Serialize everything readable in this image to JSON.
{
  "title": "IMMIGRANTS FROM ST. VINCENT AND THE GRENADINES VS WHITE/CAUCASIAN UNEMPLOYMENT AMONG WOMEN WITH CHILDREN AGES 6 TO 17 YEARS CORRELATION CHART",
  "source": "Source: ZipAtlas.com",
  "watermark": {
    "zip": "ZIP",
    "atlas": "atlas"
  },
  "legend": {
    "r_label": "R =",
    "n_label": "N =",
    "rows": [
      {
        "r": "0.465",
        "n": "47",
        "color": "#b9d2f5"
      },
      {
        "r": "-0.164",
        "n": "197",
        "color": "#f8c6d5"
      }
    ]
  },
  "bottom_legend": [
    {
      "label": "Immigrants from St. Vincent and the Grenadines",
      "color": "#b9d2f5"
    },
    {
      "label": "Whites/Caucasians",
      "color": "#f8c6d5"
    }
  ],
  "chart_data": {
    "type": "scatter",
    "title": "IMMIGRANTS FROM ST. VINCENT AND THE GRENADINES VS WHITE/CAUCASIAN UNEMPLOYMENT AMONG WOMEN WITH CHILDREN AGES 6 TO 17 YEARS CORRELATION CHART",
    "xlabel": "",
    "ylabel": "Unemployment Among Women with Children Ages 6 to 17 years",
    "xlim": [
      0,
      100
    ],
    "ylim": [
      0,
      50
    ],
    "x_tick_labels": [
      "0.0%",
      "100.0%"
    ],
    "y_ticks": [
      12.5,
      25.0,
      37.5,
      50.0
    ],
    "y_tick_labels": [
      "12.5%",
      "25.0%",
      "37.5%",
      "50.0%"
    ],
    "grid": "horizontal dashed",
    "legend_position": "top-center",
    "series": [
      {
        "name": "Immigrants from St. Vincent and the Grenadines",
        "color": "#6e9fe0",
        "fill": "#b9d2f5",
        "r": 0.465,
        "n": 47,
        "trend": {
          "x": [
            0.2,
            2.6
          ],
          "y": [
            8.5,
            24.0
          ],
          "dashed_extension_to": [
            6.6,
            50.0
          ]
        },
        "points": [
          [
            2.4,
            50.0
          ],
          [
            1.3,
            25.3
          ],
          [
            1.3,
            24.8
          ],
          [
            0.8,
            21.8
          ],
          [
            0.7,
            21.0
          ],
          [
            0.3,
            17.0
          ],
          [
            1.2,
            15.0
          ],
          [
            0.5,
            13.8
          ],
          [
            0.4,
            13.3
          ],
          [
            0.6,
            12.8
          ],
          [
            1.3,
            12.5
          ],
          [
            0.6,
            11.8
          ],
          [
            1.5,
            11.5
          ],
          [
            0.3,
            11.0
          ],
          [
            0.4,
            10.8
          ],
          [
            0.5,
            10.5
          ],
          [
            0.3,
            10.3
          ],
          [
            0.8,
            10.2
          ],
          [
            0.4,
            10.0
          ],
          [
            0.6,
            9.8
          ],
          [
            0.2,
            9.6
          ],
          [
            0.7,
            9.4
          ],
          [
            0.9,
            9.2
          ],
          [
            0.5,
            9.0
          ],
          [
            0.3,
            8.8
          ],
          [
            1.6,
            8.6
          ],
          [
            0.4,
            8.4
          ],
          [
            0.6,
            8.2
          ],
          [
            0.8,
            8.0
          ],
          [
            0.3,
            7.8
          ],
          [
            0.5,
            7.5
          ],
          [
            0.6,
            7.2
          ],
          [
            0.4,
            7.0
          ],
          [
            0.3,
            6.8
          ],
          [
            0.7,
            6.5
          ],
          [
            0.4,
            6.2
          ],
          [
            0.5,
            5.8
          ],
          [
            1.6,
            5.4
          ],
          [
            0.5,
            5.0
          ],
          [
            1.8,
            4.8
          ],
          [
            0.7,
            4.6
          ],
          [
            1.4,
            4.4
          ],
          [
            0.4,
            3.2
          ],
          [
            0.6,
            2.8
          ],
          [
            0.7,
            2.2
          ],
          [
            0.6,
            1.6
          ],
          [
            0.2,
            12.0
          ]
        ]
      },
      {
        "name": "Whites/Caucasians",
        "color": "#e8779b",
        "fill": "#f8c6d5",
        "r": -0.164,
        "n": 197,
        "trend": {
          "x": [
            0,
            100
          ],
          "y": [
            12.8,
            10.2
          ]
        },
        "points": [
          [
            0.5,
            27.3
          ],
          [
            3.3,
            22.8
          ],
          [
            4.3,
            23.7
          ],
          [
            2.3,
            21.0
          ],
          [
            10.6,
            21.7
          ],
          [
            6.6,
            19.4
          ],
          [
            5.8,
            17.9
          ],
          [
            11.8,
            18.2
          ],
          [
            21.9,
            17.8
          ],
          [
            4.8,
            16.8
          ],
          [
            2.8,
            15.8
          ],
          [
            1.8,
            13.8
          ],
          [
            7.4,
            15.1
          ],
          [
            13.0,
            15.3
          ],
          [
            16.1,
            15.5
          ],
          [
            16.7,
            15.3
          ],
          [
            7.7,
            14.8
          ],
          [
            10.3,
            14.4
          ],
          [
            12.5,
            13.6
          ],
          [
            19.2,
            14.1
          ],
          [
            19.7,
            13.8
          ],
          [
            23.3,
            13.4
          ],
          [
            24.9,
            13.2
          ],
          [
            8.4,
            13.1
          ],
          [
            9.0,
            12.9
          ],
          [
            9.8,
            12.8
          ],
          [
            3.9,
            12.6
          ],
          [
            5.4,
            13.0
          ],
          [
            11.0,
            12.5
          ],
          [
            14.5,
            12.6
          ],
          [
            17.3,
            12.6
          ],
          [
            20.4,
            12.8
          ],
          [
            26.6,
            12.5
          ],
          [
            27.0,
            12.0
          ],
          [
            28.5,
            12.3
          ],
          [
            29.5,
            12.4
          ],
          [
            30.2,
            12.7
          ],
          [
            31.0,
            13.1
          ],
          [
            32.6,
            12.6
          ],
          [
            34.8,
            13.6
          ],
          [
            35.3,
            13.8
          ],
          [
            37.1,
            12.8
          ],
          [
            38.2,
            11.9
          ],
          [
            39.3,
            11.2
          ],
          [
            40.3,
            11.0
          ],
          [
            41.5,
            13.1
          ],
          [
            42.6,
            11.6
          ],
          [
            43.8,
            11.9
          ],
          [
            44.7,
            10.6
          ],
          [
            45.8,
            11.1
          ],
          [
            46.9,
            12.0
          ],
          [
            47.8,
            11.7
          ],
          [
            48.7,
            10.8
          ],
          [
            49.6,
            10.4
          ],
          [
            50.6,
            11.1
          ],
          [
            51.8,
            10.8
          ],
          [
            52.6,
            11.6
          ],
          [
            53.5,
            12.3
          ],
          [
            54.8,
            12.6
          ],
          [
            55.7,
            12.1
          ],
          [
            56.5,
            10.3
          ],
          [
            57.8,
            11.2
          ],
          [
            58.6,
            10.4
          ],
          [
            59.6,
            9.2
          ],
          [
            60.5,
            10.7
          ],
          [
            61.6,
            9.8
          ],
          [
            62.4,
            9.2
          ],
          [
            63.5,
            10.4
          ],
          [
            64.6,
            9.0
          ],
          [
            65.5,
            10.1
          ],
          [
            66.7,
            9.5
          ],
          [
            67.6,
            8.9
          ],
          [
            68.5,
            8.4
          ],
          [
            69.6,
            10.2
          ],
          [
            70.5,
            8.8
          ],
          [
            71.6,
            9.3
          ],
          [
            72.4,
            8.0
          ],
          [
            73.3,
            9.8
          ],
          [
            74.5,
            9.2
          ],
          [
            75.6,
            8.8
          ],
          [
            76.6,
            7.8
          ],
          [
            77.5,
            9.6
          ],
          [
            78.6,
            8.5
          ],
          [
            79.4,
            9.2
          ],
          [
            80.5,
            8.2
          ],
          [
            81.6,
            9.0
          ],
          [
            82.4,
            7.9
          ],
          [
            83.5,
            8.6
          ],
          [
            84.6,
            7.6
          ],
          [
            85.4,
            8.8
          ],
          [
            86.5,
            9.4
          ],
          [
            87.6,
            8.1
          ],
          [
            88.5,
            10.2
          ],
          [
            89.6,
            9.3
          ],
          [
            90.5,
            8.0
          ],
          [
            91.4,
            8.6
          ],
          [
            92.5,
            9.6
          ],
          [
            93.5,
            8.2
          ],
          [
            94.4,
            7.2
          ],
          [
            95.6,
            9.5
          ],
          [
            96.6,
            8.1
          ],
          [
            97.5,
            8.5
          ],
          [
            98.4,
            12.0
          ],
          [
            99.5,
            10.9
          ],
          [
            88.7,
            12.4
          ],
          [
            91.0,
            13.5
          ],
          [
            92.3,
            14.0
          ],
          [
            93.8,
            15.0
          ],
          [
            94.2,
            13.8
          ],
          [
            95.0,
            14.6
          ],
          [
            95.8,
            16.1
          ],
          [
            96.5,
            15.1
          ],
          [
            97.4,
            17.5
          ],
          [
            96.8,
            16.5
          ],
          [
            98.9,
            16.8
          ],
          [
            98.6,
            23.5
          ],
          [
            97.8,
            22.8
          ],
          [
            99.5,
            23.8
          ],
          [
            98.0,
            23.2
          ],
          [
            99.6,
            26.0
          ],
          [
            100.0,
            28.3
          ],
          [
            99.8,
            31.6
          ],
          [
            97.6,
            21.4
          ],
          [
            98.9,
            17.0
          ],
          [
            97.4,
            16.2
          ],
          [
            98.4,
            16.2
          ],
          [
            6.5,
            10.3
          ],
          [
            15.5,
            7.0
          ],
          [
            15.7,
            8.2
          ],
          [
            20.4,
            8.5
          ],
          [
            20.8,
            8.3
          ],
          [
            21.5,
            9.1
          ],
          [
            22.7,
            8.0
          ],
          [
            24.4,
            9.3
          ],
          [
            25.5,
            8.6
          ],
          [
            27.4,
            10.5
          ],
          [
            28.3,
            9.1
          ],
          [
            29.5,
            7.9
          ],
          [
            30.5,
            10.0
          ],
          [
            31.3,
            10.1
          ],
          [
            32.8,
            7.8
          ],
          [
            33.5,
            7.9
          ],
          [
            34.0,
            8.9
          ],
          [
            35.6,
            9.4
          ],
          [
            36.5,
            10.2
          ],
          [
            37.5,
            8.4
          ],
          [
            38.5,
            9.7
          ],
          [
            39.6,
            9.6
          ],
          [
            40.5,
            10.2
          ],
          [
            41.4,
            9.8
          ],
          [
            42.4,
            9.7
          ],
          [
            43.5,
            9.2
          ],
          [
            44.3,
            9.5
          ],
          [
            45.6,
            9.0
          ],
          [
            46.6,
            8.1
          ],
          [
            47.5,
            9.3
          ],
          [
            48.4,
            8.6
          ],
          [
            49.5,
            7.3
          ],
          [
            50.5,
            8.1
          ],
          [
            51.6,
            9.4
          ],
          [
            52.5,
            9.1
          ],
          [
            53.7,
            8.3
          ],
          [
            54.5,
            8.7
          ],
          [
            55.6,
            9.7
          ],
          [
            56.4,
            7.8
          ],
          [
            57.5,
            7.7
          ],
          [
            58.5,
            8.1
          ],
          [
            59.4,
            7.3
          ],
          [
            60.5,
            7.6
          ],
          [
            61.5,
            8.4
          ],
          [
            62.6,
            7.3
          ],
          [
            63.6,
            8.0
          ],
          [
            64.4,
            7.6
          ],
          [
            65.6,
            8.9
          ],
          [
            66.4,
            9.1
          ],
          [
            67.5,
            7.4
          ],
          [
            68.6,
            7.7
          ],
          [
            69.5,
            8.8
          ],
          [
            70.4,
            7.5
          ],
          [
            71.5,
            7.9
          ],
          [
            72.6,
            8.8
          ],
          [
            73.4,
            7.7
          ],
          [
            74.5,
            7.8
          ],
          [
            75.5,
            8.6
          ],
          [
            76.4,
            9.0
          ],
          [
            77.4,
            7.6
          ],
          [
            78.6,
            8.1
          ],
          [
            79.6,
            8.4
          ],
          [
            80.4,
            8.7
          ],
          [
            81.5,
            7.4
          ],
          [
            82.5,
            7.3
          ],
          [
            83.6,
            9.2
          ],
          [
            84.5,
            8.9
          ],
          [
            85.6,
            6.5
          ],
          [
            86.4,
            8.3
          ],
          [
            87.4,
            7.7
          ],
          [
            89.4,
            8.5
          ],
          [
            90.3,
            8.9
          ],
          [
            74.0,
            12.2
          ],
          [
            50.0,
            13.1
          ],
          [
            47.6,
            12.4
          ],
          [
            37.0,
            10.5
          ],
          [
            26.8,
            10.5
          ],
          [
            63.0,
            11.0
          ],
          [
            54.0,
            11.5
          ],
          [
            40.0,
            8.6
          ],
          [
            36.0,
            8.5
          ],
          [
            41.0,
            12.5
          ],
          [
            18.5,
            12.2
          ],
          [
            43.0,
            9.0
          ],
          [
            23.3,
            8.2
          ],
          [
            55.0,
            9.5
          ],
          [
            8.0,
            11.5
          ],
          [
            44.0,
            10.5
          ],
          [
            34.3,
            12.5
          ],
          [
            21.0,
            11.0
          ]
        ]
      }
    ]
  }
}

_ _ _ _

[YOUR TASK]:
Locate the lines above that contain "title" and copy them.

[THE SOLUTION]:
  "title": "IMMIGRANTS FROM ST. VINCENT AND THE GRENADINES VS WHITE/CAUCASIAN UNEMPLOYMENT AMONG WOMEN WITH CHILDREN AGES 6 TO 17 YEARS CORRELATION CHART",
    "title": "IMMIGRANTS FROM ST. VINCENT AND THE GRENADINES VS WHITE/CAUCASIAN UNEMPLOYMENT AMONG WOMEN WITH CHILDREN AGES 6 TO 17 YEARS CORRELATION CHART",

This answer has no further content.